THE TASK: Where a line holds "work", copy it.

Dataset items
========================================

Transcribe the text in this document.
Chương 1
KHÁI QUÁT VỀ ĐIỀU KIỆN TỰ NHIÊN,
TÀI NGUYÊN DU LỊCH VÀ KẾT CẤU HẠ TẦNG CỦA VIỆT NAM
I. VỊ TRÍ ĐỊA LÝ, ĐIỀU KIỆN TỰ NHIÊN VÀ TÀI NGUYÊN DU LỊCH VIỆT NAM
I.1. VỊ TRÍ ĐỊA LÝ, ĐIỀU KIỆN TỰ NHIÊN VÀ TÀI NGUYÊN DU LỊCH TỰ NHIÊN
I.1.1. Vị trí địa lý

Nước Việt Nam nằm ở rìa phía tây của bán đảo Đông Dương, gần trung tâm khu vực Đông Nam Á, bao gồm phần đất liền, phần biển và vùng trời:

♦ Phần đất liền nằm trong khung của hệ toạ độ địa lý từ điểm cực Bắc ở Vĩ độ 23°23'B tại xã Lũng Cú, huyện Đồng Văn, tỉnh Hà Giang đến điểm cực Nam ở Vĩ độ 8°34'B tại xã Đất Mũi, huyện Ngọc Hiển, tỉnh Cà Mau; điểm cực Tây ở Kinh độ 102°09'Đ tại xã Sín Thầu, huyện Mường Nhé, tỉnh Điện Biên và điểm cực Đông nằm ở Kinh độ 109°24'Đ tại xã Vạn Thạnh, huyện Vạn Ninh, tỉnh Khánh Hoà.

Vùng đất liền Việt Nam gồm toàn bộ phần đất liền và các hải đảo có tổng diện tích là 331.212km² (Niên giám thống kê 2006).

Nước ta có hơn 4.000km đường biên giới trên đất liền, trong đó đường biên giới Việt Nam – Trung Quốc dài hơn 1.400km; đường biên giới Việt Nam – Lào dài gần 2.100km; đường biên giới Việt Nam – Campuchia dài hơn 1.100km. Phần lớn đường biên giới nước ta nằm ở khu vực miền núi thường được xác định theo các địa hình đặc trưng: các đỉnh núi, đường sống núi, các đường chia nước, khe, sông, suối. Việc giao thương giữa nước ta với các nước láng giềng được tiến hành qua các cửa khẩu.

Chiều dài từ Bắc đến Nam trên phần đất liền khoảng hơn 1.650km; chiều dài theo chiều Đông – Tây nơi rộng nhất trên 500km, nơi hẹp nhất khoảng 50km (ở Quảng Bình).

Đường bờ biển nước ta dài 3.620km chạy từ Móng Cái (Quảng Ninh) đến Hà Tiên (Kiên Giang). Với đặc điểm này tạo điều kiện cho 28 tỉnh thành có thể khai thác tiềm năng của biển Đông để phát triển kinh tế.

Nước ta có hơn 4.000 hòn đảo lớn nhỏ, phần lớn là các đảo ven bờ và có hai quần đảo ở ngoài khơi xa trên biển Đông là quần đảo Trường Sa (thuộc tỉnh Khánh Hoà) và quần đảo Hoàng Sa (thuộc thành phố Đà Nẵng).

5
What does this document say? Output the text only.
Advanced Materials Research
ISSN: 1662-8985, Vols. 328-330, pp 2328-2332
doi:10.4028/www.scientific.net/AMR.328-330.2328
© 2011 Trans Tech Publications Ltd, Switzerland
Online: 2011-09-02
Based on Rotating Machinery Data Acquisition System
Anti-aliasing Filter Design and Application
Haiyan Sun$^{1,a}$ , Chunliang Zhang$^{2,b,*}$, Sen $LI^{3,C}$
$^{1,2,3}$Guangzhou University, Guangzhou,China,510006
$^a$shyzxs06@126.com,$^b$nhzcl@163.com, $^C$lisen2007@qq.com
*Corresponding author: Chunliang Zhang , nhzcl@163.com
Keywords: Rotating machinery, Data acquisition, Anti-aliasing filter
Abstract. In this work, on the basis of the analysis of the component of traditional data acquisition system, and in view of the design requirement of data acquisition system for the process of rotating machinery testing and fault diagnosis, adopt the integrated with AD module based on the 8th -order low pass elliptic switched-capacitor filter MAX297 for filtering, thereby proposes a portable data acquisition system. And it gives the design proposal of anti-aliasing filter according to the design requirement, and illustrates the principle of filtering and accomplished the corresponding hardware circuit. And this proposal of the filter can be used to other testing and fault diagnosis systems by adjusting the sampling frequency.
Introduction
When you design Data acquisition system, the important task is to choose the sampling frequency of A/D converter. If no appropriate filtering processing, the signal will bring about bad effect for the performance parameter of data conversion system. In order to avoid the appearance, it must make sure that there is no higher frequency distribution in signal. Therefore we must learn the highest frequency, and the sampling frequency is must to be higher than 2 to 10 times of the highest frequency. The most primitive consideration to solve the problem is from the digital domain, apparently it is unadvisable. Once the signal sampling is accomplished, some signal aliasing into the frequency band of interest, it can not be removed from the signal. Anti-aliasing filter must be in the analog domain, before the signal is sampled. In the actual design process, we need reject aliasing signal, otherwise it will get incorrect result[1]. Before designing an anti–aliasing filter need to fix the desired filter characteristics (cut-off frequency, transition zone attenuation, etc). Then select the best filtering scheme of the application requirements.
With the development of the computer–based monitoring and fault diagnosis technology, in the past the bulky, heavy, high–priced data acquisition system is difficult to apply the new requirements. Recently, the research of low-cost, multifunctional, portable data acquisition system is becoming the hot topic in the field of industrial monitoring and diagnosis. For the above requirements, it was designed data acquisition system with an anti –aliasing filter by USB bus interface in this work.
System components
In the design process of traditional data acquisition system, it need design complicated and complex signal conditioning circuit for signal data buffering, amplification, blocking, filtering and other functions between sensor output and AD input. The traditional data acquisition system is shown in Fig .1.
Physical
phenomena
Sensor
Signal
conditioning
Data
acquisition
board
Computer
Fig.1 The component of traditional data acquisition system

========================================

FINISHED ANSWER:
Abstract. In this work, on the basis of the analysis of the component of traditional data acquisition system, and in view of the design requirement of data acquisition system for the process of rotating machinery testing and fault diagnosis, adopt the integrated with AD module based on the 8th -order low pass elliptic switched-capacitor filter MAX297 for filtering, thereby proposes a portable data acquisition system. And it gives the design proposal of anti-aliasing filter according to the design requirement, and illustrates the principle of filtering and accomplished the corresponding hardware circuit. And this proposal of the filter can be used to other testing and fault diagnosis systems by adjusting the sampling frequency.
With the development of the computer–based monitoring and fault diagnosis technology, in the past the bulky, heavy, high–priced data acquisition system is difficult to apply the new requirements. Recently, the research of low-cost, multifunctional, portable data acquisition system is becoming the hot topic in the field of industrial monitoring and diagnosis. For the above requirements, it was designed data acquisition system with an anti –aliasing filter by USB bus interface in this work.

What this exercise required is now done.